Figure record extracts

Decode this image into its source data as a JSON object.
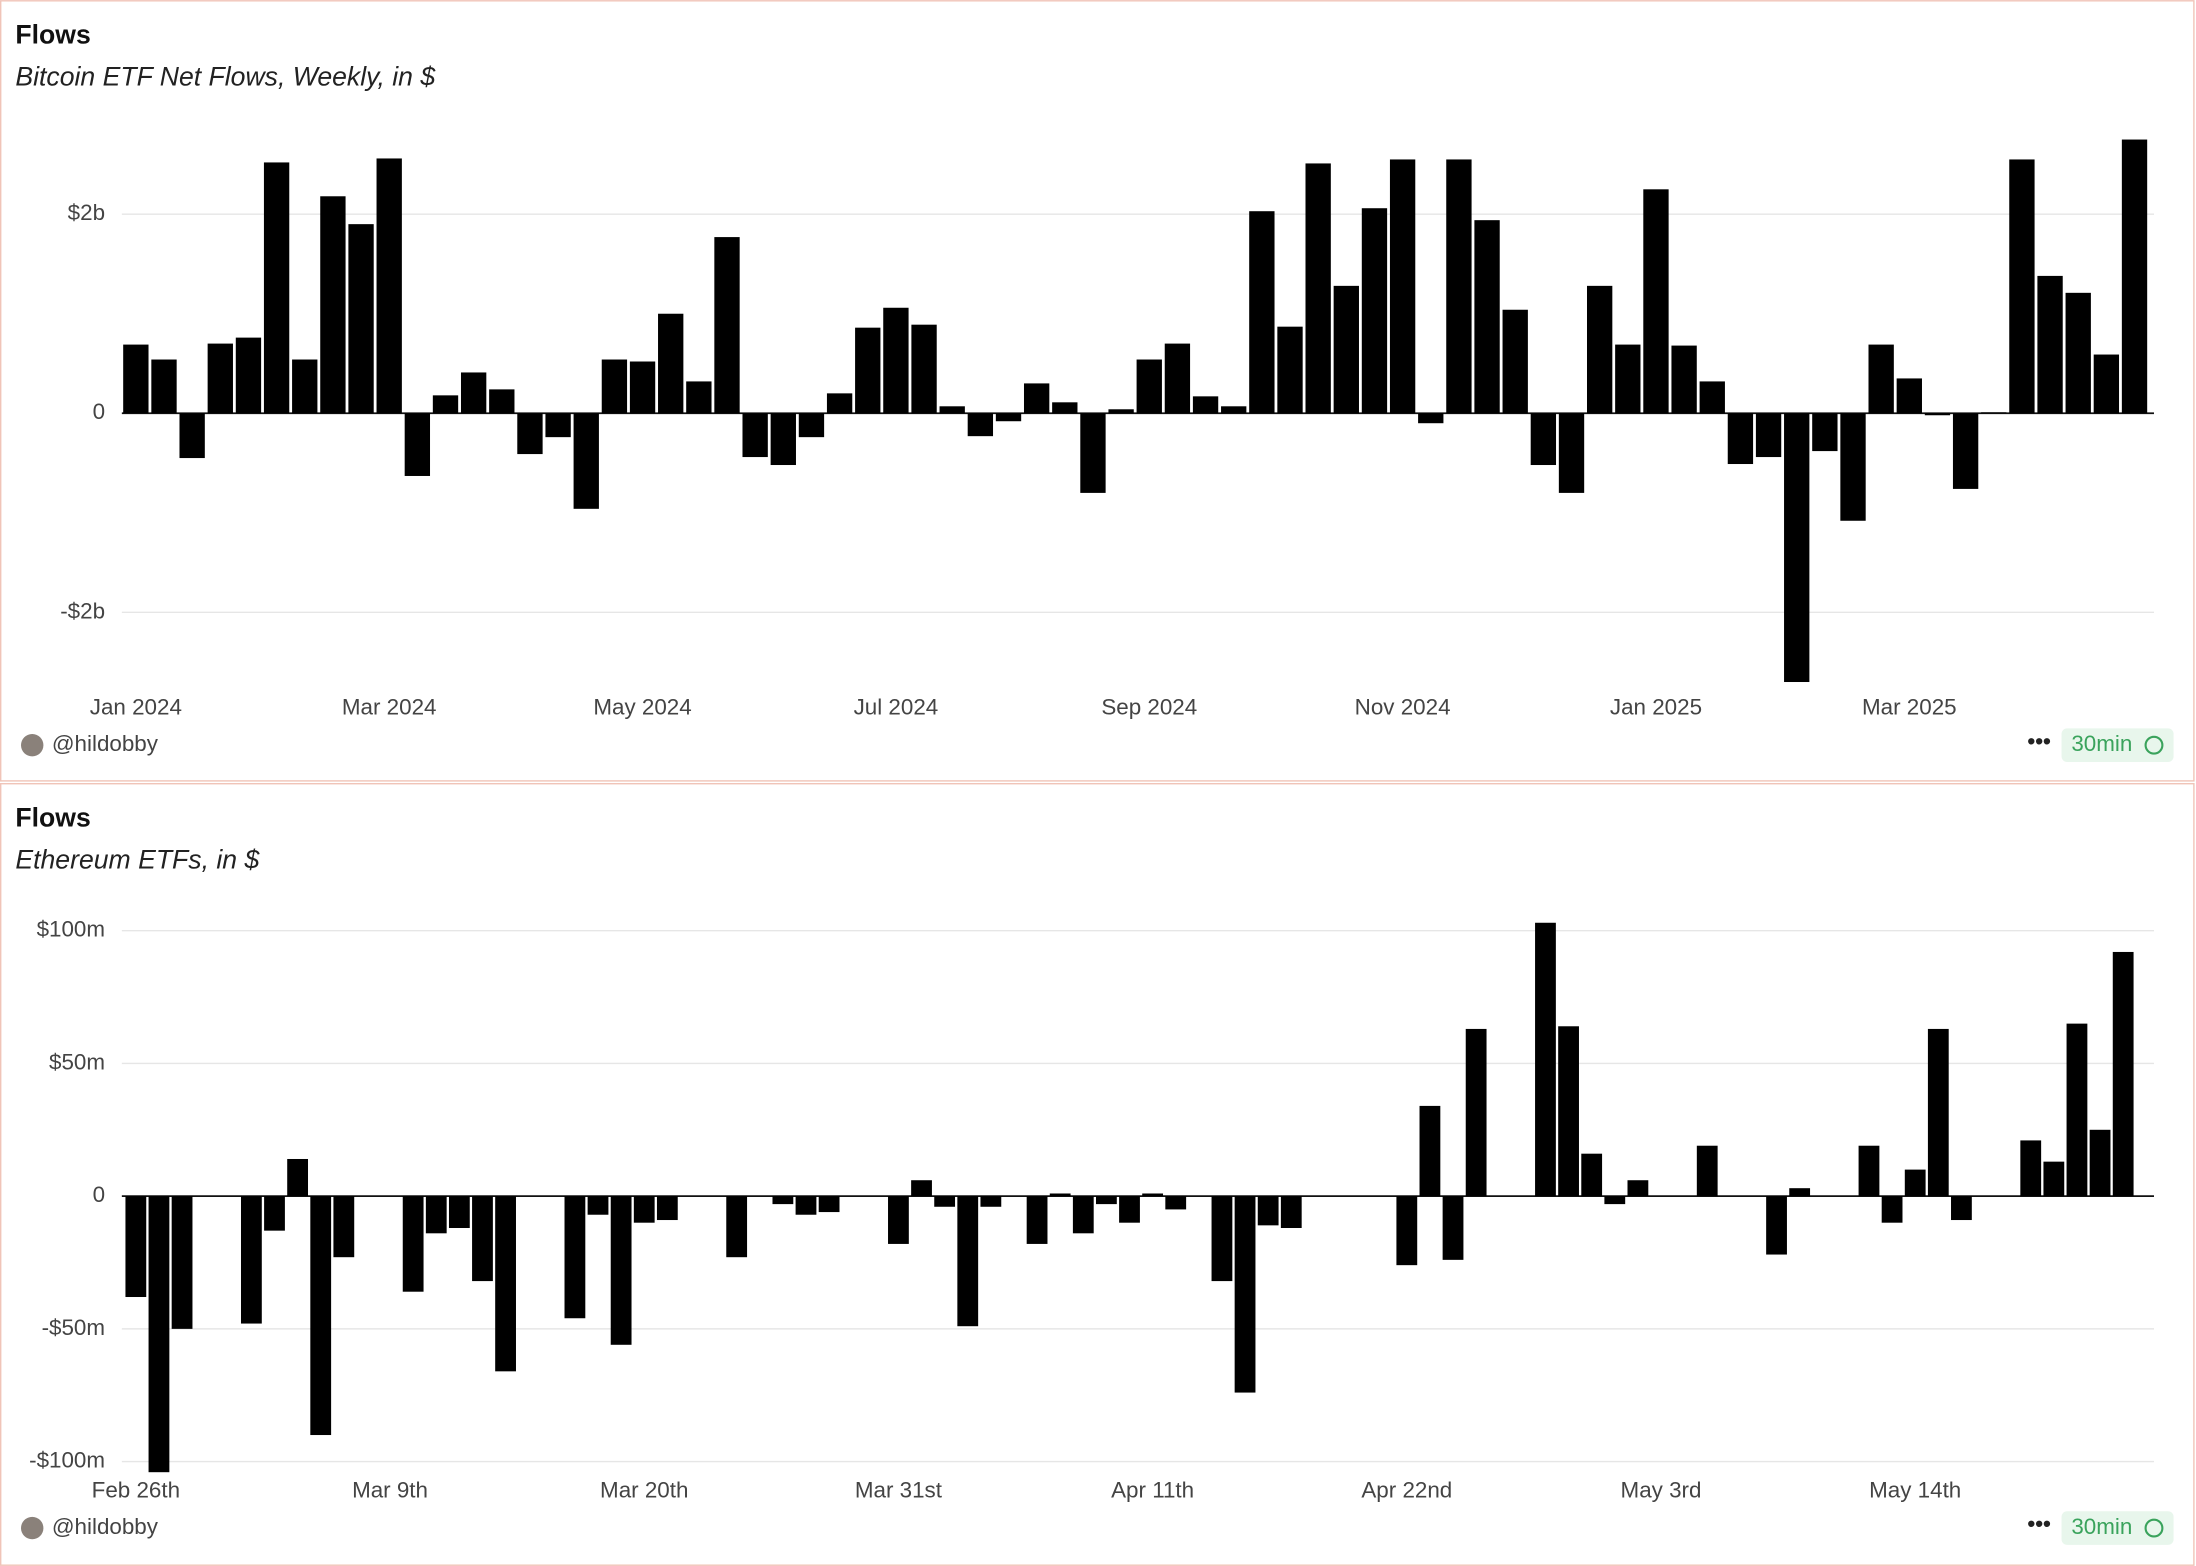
{
  "chart_data": [
    {
      "type": "bar",
      "title": "Flows",
      "subtitle": "Bitcoin ETF Net Flows, Weekly, in $",
      "categories": [
        "Jan 2024",
        null,
        null,
        null,
        null,
        null,
        null,
        null,
        null,
        "Mar 2024",
        null,
        null,
        null,
        null,
        null,
        null,
        null,
        null,
        "May 2024",
        null,
        null,
        null,
        null,
        null,
        null,
        null,
        null,
        "Jul 2024",
        null,
        null,
        null,
        null,
        null,
        null,
        null,
        null,
        "Sep 2024",
        null,
        null,
        null,
        null,
        null,
        null,
        null,
        null,
        "Nov 2024",
        null,
        null,
        null,
        null,
        null,
        null,
        null,
        null,
        "Jan 2025",
        null,
        null,
        null,
        null,
        null,
        null,
        null,
        null,
        "Mar 2025",
        null,
        null,
        null,
        null,
        null,
        null,
        null,
        null
      ],
      "values": [
        0.69,
        0.54,
        -0.45,
        0.7,
        0.76,
        2.52,
        0.54,
        2.18,
        1.9,
        2.56,
        -0.63,
        0.18,
        0.41,
        0.24,
        -0.41,
        -0.24,
        -0.96,
        0.54,
        0.52,
        1.0,
        0.32,
        1.77,
        -0.44,
        -0.52,
        -0.24,
        0.2,
        0.86,
        1.06,
        0.89,
        0.07,
        -0.23,
        -0.08,
        0.3,
        0.11,
        -0.8,
        0.04,
        0.54,
        0.7,
        0.17,
        0.07,
        2.03,
        0.87,
        2.51,
        1.28,
        2.06,
        2.55,
        -0.1,
        2.55,
        1.94,
        1.04,
        -0.52,
        -0.8,
        1.28,
        0.69,
        2.25,
        0.68,
        0.32,
        -0.51,
        -0.44,
        -2.7,
        -0.38,
        -1.08,
        0.69,
        0.35,
        -0.02,
        -0.76,
        0.01,
        2.55,
        1.38,
        1.21,
        0.59,
        2.75
      ],
      "color": "#000000",
      "ylim": [
        -2.8,
        2.8
      ],
      "yticks": [
        {
          "value": -2,
          "label": "-$2b"
        },
        0,
        {
          "value": 2,
          "label": "$2b"
        }
      ],
      "grid": true,
      "author": "@hildobby",
      "refresh": "30min"
    },
    {
      "type": "bar",
      "title": "Flows",
      "subtitle": "Ethereum ETFs, in $",
      "categories": [
        "Feb 26th",
        null,
        null,
        null,
        null,
        null,
        null,
        null,
        null,
        null,
        null,
        "Mar 9th",
        null,
        null,
        null,
        null,
        null,
        null,
        null,
        null,
        null,
        null,
        "Mar 20th",
        null,
        null,
        null,
        null,
        null,
        null,
        null,
        null,
        null,
        null,
        "Mar 31st",
        null,
        null,
        null,
        null,
        null,
        null,
        null,
        null,
        null,
        null,
        "Apr 11th",
        null,
        null,
        null,
        null,
        null,
        null,
        null,
        null,
        null,
        null,
        "Apr 22nd",
        null,
        null,
        null,
        null,
        null,
        null,
        null,
        null,
        null,
        null,
        "May 3rd",
        null,
        null,
        null,
        null,
        null,
        null,
        null,
        null,
        null,
        null,
        "May 14th",
        null,
        null,
        null,
        null,
        null,
        null,
        null,
        null,
        null
      ],
      "values": [
        -38,
        -104,
        -50,
        null,
        null,
        -48,
        -13,
        14,
        -90,
        -23,
        null,
        null,
        -36,
        -14,
        -12,
        -32,
        -66,
        null,
        null,
        -46,
        -7,
        -56,
        -10,
        -9,
        null,
        null,
        -23,
        null,
        -3,
        -7,
        -6,
        null,
        null,
        -18,
        6,
        -4,
        -49,
        -4,
        null,
        -18,
        1,
        -14,
        -3,
        -10,
        1,
        -5,
        null,
        -32,
        -74,
        -11,
        -12,
        null,
        null,
        null,
        null,
        -26,
        34,
        -24,
        63,
        null,
        null,
        103,
        64,
        16,
        -3,
        6,
        null,
        null,
        19,
        null,
        null,
        -22,
        3,
        null,
        null,
        19,
        -10,
        10,
        63,
        -9,
        null,
        null,
        21,
        13,
        65,
        25,
        92
      ],
      "color": "#000000",
      "ylim": [
        -105,
        105
      ],
      "yticks": [
        {
          "value": -100,
          "label": "-$100m"
        },
        {
          "value": -50,
          "label": "-$50m"
        },
        0,
        {
          "value": 50,
          "label": "$50m"
        },
        {
          "value": 100,
          "label": "$100m"
        }
      ],
      "grid": true,
      "author": "@hildobby",
      "refresh": "30min"
    }
  ]
}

Stated goal
Leave the pictures out and write out every entry exactly as given.

Response to this task
Decode this image into its source data as a JSON object.
{
  "chart_data": [
    {
      "type": "bar",
      "title": "Flows",
      "subtitle": "Bitcoin ETF Net Flows, Weekly, in $",
      "categories": [
        "Jan 2024",
        null,
        null,
        null,
        null,
        null,
        null,
        null,
        null,
        "Mar 2024",
        null,
        null,
        null,
        null,
        null,
        null,
        null,
        null,
        "May 2024",
        null,
        null,
        null,
        null,
        null,
        null,
        null,
        null,
        "Jul 2024",
        null,
        null,
        null,
        null,
        null,
        null,
        null,
        null,
        "Sep 2024",
        null,
        null,
        null,
        null,
        null,
        null,
        null,
        null,
        "Nov 2024",
        null,
        null,
        null,
        null,
        null,
        null,
        null,
        null,
        "Jan 2025",
        null,
        null,
        null,
        null,
        null,
        null,
        null,
        null,
        "Mar 2025",
        null,
        null,
        null,
        null,
        null,
        null,
        null,
        null
      ],
      "values": [
        0.69,
        0.54,
        -0.45,
        0.7,
        0.76,
        2.52,
        0.54,
        2.18,
        1.9,
        2.56,
        -0.63,
        0.18,
        0.41,
        0.24,
        -0.41,
        -0.24,
        -0.96,
        0.54,
        0.52,
        1.0,
        0.32,
        1.77,
        -0.44,
        -0.52,
        -0.24,
        0.2,
        0.86,
        1.06,
        0.89,
        0.07,
        -0.23,
        -0.08,
        0.3,
        0.11,
        -0.8,
        0.04,
        0.54,
        0.7,
        0.17,
        0.07,
        2.03,
        0.87,
        2.51,
        1.28,
        2.06,
        2.55,
        -0.1,
        2.55,
        1.94,
        1.04,
        -0.52,
        -0.8,
        1.28,
        0.69,
        2.25,
        0.68,
        0.32,
        -0.51,
        -0.44,
        -2.7,
        -0.38,
        -1.08,
        0.69,
        0.35,
        -0.02,
        -0.76,
        0.01,
        2.55,
        1.38,
        1.21,
        0.59,
        2.75
      ],
      "color": "#000000",
      "ylim": [
        -2.8,
        2.8
      ],
      "yticks": [
        {
          "value": -2,
          "label": "-$2b"
        },
        0,
        {
          "value": 2,
          "label": "$2b"
        }
      ],
      "grid": true,
      "author": "@hildobby",
      "refresh": "30min"
    },
    {
      "type": "bar",
      "title": "Flows",
      "subtitle": "Ethereum ETFs, in $",
      "categories": [
        "Feb 26th",
        null,
        null,
        null,
        null,
        null,
        null,
        null,
        null,
        null,
        null,
        "Mar 9th",
        null,
        null,
        null,
        null,
        null,
        null,
        null,
        null,
        null,
        null,
        "Mar 20th",
        null,
        null,
        null,
        null,
        null,
        null,
        null,
        null,
        null,
        null,
        "Mar 31st",
        null,
        null,
        null,
        null,
        null,
        null,
        null,
        null,
        null,
        null,
        "Apr 11th",
        null,
        null,
        null,
        null,
        null,
        null,
        null,
        null,
        null,
        null,
        "Apr 22nd",
        null,
        null,
        null,
        null,
        null,
        null,
        null,
        null,
        null,
        null,
        "May 3rd",
        null,
        null,
        null,
        null,
        null,
        null,
        null,
        null,
        null,
        null,
        "May 14th",
        null,
        null,
        null,
        null,
        null,
        null,
        null,
        null,
        null
      ],
      "values": [
        -38,
        -104,
        -50,
        null,
        null,
        -48,
        -13,
        14,
        -90,
        -23,
        null,
        null,
        -36,
        -14,
        -12,
        -32,
        -66,
        null,
        null,
        -46,
        -7,
        -56,
        -10,
        -9,
        null,
        null,
        -23,
        null,
        -3,
        -7,
        -6,
        null,
        null,
        -18,
        6,
        -4,
        -49,
        -4,
        null,
        -18,
        1,
        -14,
        -3,
        -10,
        1,
        -5,
        null,
        -32,
        -74,
        -11,
        -12,
        null,
        null,
        null,
        null,
        -26,
        34,
        -24,
        63,
        null,
        null,
        103,
        64,
        16,
        -3,
        6,
        null,
        null,
        19,
        null,
        null,
        -22,
        3,
        null,
        null,
        19,
        -10,
        10,
        63,
        -9,
        null,
        null,
        21,
        13,
        65,
        25,
        92
      ],
      "color": "#000000",
      "ylim": [
        -105,
        105
      ],
      "yticks": [
        {
          "value": -100,
          "label": "-$100m"
        },
        {
          "value": -50,
          "label": "-$50m"
        },
        0,
        {
          "value": 50,
          "label": "$50m"
        },
        {
          "value": 100,
          "label": "$100m"
        }
      ],
      "grid": true,
      "author": "@hildobby",
      "refresh": "30min"
    }
  ]
}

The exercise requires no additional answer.